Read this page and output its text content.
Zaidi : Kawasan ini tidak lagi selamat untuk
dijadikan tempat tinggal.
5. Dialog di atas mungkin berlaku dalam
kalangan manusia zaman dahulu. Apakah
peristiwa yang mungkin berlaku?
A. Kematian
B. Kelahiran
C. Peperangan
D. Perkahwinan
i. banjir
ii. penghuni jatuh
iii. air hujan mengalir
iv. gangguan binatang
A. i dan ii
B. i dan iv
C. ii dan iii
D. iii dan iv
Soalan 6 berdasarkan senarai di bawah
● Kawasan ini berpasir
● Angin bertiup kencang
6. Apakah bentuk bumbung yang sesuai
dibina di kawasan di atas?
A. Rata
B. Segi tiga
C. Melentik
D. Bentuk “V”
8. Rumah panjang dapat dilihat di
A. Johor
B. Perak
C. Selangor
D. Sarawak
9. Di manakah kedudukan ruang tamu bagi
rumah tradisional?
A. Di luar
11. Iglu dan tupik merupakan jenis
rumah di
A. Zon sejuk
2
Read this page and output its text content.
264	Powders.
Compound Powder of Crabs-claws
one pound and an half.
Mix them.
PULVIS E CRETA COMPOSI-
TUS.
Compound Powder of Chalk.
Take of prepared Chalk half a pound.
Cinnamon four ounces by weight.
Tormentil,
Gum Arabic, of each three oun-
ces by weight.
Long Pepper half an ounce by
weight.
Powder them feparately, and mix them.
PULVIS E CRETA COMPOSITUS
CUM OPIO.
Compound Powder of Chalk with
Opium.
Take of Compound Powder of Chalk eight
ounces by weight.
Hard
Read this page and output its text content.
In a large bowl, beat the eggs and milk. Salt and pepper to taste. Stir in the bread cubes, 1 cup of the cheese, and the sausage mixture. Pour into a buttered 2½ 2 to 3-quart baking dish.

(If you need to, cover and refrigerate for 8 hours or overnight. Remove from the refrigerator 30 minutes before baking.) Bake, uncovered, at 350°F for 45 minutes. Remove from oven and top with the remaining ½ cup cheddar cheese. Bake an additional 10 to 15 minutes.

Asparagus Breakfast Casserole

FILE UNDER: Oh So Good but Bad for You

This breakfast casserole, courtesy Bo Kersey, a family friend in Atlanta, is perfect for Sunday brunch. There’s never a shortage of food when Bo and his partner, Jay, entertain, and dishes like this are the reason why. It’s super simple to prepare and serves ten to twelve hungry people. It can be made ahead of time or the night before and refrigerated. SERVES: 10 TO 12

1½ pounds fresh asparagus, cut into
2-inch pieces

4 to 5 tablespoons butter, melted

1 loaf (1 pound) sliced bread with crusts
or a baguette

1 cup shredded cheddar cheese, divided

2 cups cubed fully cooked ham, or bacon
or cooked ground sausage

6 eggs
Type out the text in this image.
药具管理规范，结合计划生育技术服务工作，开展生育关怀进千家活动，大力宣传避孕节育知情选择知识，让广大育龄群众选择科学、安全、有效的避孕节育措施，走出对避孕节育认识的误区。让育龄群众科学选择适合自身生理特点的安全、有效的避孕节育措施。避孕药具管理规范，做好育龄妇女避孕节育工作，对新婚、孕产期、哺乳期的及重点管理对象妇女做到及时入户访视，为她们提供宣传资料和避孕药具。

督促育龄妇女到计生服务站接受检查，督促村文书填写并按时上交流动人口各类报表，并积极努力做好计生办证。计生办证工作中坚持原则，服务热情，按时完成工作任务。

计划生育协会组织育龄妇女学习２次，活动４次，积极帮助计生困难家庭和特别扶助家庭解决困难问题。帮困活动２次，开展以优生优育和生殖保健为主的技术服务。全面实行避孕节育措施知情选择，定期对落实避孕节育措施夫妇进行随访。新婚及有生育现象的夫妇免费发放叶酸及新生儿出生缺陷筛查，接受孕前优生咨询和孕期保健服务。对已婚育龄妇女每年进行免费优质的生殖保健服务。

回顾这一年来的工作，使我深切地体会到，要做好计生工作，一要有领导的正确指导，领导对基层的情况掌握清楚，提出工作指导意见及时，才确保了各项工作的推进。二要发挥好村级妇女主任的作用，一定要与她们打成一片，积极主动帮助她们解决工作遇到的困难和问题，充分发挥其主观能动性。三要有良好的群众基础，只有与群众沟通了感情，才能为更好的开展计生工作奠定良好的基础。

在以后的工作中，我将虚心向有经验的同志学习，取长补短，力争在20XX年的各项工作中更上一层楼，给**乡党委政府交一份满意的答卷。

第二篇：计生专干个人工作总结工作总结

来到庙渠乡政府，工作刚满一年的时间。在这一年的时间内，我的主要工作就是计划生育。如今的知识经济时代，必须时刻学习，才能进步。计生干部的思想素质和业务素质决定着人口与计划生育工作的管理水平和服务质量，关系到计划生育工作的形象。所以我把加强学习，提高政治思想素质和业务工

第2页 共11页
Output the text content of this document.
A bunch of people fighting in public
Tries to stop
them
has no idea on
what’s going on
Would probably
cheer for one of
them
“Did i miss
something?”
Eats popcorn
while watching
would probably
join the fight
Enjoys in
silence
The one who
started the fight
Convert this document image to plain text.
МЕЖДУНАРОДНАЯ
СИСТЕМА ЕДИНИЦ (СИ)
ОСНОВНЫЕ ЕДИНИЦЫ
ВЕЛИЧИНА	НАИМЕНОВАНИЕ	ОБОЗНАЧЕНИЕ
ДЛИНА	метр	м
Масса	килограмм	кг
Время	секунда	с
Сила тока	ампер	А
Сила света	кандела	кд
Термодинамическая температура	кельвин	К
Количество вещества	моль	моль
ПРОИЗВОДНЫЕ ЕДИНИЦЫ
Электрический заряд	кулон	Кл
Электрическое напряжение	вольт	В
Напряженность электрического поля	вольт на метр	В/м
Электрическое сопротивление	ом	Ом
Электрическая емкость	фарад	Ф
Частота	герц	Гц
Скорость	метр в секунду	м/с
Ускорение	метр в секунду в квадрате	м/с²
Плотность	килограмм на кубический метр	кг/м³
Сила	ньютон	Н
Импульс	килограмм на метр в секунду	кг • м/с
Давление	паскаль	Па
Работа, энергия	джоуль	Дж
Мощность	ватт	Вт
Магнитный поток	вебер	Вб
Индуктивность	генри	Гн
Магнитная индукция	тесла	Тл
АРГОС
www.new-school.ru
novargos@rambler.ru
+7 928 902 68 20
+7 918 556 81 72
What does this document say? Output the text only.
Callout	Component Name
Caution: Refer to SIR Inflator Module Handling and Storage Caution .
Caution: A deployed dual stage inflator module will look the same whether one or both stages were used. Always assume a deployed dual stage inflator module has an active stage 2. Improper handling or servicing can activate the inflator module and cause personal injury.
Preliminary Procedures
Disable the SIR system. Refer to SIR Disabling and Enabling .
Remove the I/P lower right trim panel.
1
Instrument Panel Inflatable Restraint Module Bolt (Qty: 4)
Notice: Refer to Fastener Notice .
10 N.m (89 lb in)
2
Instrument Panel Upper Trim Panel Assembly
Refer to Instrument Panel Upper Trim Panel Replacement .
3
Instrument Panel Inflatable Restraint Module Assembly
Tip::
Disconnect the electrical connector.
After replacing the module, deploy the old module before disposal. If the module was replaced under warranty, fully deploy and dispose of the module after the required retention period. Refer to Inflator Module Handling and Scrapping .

[What you have to do] Retype each record exactly, leaving nothing out.

[Expected output]
Read this page and output its text content.
Zaidi : Kawasan ini tidak lagi selamat untuk
dijadikan tempat tinggal.
5. Dialog di atas mungkin berlaku dalam
kalangan manusia zaman dahulu. Apakah
peristiwa yang mungkin berlaku?
A. Kematian
B. Kelahiran
C. Peperangan
D. Perkahwinan
i. banjir
ii. penghuni jatuh
iii. air hujan mengalir
iv. gangguan binatang
A. i dan ii
B. i dan iv
C. ii dan iii
D. iii dan iv
Soalan 6 berdasarkan senarai di bawah
● Kawasan ini berpasir
● Angin bertiup kencang
6. Apakah bentuk bumbung yang sesuai
dibina di kawasan di atas?
A. Rata
B. Segi tiga
C. Melentik
D. Bentuk “V”
8. Rumah panjang dapat dilihat di
A. Johor
B. Perak
C. Selangor
D. Sarawak
9. Di manakah kedudukan ruang tamu bagi
rumah tradisional?
A. Di luar
11. Iglu dan tupik merupakan jenis
rumah di
A. Zon sejuk
2
Read this page and output its text content.
264	Powders.
Compound Powder of Crabs-claws
one pound and an half.
Mix them.
PULVIS E CRETA COMPOSI-
TUS.
Compound Powder of Chalk.
Take of prepared Chalk half a pound.
Cinnamon four ounces by weight.
Tormentil,
Gum Arabic, of each three oun-
ces by weight.
Long Pepper half an ounce by
weight.
Powder them feparately, and mix them.
PULVIS E CRETA COMPOSITUS
CUM OPIO.
Compound Powder of Chalk with
Opium.
Take of Compound Powder of Chalk eight
ounces by weight.
Hard
Read this page and output its text content.
In a large bowl, beat the eggs and milk. Salt and pepper to taste. Stir in the bread cubes, 1 cup of the cheese, and the sausage mixture. Pour into a buttered 2½ 2 to 3-quart baking dish.

(If you need to, cover and refrigerate for 8 hours or overnight. Remove from the refrigerator 30 minutes before baking.) Bake, uncovered, at 350°F for 45 minutes. Remove from oven and top with the remaining ½ cup cheddar cheese. Bake an additional 10 to 15 minutes.

Asparagus Breakfast Casserole

FILE UNDER: Oh So Good but Bad for You

This breakfast casserole, courtesy Bo Kersey, a family friend in Atlanta, is perfect for Sunday brunch. There’s never a shortage of food when Bo and his partner, Jay, entertain, and dishes like this are the reason why. It’s super simple to prepare and serves ten to twelve hungry people. It can be made ahead of time or the night before and refrigerated. SERVES: 10 TO 12

1½ pounds fresh asparagus, cut into
2-inch pieces

4 to 5 tablespoons butter, melted

1 loaf (1 pound) sliced bread with crusts
or a baguette

1 cup shredded cheddar cheese, divided

2 cups cubed fully cooked ham, or bacon
or cooked ground sausage

6 eggs
Type out the text in this image.
药具管理规范，结合计划生育技术服务工作，开展生育关怀进千家活动，大力宣传避孕节育知情选择知识，让广大育龄群众选择科学、安全、有效的避孕节育措施，走出对避孕节育认识的误区。让育龄群众科学选择适合自身生理特点的安全、有效的避孕节育措施。避孕药具管理规范，做好育龄妇女避孕节育工作，对新婚、孕产期、哺乳期的及重点管理对象妇女做到及时入户访视，为她们提供宣传资料和避孕药具。

督促育龄妇女到计生服务站接受检查，督促村文书填写并按时上交流动人口各类报表，并积极努力做好计生办证。计生办证工作中坚持原则，服务热情，按时完成工作任务。

计划生育协会组织育龄妇女学习２次，活动４次，积极帮助计生困难家庭和特别扶助家庭解决困难问题。帮困活动２次，开展以优生优育和生殖保健为主的技术服务。全面实行避孕节育措施知情选择，定期对落实避孕节育措施夫妇进行随访。新婚及有生育现象的夫妇免费发放叶酸及新生儿出生缺陷筛查，接受孕前优生咨询和孕期保健服务。对已婚育龄妇女每年进行免费优质的生殖保健服务。

回顾这一年来的工作，使我深切地体会到，要做好计生工作，一要有领导的正确指导，领导对基层的情况掌握清楚，提出工作指导意见及时，才确保了各项工作的推进。二要发挥好村级妇女主任的作用，一定要与她们打成一片，积极主动帮助她们解决工作遇到的困难和问题，充分发挥其主观能动性。三要有良好的群众基础，只有与群众沟通了感情，才能为更好的开展计生工作奠定良好的基础。

在以后的工作中，我将虚心向有经验的同志学习，取长补短，力争在20XX年的各项工作中更上一层楼，给**乡党委政府交一份满意的答卷。

第二篇：计生专干个人工作总结工作总结

来到庙渠乡政府，工作刚满一年的时间。在这一年的时间内，我的主要工作就是计划生育。如今的知识经济时代，必须时刻学习，才能进步。计生干部的思想素质和业务素质决定着人口与计划生育工作的管理水平和服务质量，关系到计划生育工作的形象。所以我把加强学习，提高政治思想素质和业务工

第2页 共11页
Output the text content of this document.
A bunch of people fighting in public
Tries to stop
them
has no idea on
what’s going on
Would probably
cheer for one of
them
“Did i miss
something?”
Eats popcorn
while watching
would probably
join the fight
Enjoys in
silence
The one who
started the fight
Convert this document image to plain text.
МЕЖДУНАРОДНАЯ
СИСТЕМА ЕДИНИЦ (СИ)
ОСНОВНЫЕ ЕДИНИЦЫ
ВЕЛИЧИНА	НАИМЕНОВАНИЕ	ОБОЗНАЧЕНИЕ
ДЛИНА	метр	м
Масса	килограмм	кг
Время	секунда	с
Сила тока	ампер	А
Сила света	кандела	кд
Термодинамическая температура	кельвин	К
Количество вещества	моль	моль
ПРОИЗВОДНЫЕ ЕДИНИЦЫ
Электрический заряд	кулон	Кл
Электрическое напряжение	вольт	В
Напряженность электрического поля	вольт на метр	В/м
Электрическое сопротивление	ом	Ом
Электрическая емкость	фарад	Ф
Частота	герц	Гц
Скорость	метр в секунду	м/с
Ускорение	метр в секунду в квадрате	м/с²
Плотность	килограмм на кубический метр	кг/м³
Сила	ньютон	Н
Импульс	килограмм на метр в секунду	кг • м/с
Давление	паскаль	Па
Работа, энергия	джоуль	Дж
Мощность	ватт	Вт
Магнитный поток	вебер	Вб
Индуктивность	генри	Гн
Магнитная индукция	тесла	Тл
АРГОС
www.new-school.ru
novargos@rambler.ru
+7 928 902 68 20
+7 918 556 81 72
What does this document say? Output the text only.
Callout	Component Name
Caution: Refer to SIR Inflator Module Handling and Storage Caution .
Caution: A deployed dual stage inflator module will look the same whether one or both stages were used. Always assume a deployed dual stage inflator module has an active stage 2. Improper handling or servicing can activate the inflator module and cause personal injury.
Preliminary Procedures
Disable the SIR system. Refer to SIR Disabling and Enabling .
Remove the I/P lower right trim panel.
1
Instrument Panel Inflatable Restraint Module Bolt (Qty: 4)
Notice: Refer to Fastener Notice .
10 N.m (89 lb in)
2
Instrument Panel Upper Trim Panel Assembly
Refer to Instrument Panel Upper Trim Panel Replacement .
3
Instrument Panel Inflatable Restraint Module Assembly
Tip::
Disconnect the electrical connector.
After replacing the module, deploy the old module before disposal. If the module was replaced under warranty, fully deploy and dispose of the module after the required retention period. Refer to Inflator Module Handling and Scrapping .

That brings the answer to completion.